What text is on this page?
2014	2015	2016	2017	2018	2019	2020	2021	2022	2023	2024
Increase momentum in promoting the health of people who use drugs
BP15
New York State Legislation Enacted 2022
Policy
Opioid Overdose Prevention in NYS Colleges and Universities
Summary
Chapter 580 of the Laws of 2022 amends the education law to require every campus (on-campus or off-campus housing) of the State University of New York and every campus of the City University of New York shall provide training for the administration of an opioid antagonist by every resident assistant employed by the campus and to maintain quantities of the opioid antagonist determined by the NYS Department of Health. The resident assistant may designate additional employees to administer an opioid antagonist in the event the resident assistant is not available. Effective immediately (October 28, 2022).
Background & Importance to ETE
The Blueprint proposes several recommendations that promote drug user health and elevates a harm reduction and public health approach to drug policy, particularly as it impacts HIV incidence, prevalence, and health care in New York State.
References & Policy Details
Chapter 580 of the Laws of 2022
++++++
▸ **What is being asked**
Return all of the data exactly as it reads.

▸ **Response**
What text is on this page?
2014	2015	2016	2017	2018	2019	2020	2021	2022	2023	2024
Increase momentum in promoting the health of people who use drugs
BP15
New York State Legislation Enacted 2022
Policy
Opioid Overdose Prevention in NYS Colleges and Universities
Summary
Chapter 580 of the Laws of 2022 amends the education law to require every campus (on-campus or off-campus housing) of the State University of New York and every campus of the City University of New York shall provide training for the administration of an opioid antagonist by every resident assistant employed by the campus and to maintain quantities of the opioid antagonist determined by the NYS Department of Health. The resident assistant may designate additional employees to administer an opioid antagonist in the event the resident assistant is not available. Effective immediately (October 28, 2022).
Background & Importance to ETE
The Blueprint proposes several recommendations that promote drug user health and elevates a harm reduction and public health approach to drug policy, particularly as it impacts HIV incidence, prevalence, and health care in New York State.
References & Policy Details
Chapter 580 of the Laws of 2022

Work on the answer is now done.